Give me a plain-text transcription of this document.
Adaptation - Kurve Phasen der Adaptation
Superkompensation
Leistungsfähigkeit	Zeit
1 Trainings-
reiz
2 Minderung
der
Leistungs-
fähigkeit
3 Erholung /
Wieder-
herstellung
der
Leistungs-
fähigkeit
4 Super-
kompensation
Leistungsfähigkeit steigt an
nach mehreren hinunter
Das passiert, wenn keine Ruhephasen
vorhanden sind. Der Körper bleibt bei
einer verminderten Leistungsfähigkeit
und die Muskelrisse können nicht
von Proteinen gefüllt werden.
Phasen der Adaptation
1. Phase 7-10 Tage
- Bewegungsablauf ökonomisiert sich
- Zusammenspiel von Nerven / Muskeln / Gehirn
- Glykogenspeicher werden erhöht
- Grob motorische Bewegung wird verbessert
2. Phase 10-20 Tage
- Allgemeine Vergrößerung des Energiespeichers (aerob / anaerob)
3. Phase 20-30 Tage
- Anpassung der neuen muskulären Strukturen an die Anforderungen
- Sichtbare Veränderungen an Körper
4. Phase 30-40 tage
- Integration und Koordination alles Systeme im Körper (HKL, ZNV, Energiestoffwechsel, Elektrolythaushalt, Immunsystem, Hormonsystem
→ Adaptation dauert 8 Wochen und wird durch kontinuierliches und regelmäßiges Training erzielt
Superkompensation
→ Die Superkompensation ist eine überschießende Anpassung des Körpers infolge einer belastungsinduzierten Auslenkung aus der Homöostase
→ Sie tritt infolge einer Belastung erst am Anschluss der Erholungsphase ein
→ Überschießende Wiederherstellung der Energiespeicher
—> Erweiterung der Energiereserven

++++++++++

About this exercise> Look through the entries and copy every line in which the string "einer" appears.

Answer space>
einer verminderten Leistungsfähigkeit
→ Die Superkompensation ist eine überschießende Anpassung des Körpers infolge einer belastungsinduzierten Auslenkung aus der Homöostase
→ Sie tritt infolge einer Belastung erst am Anschluss der Erholungsphase ein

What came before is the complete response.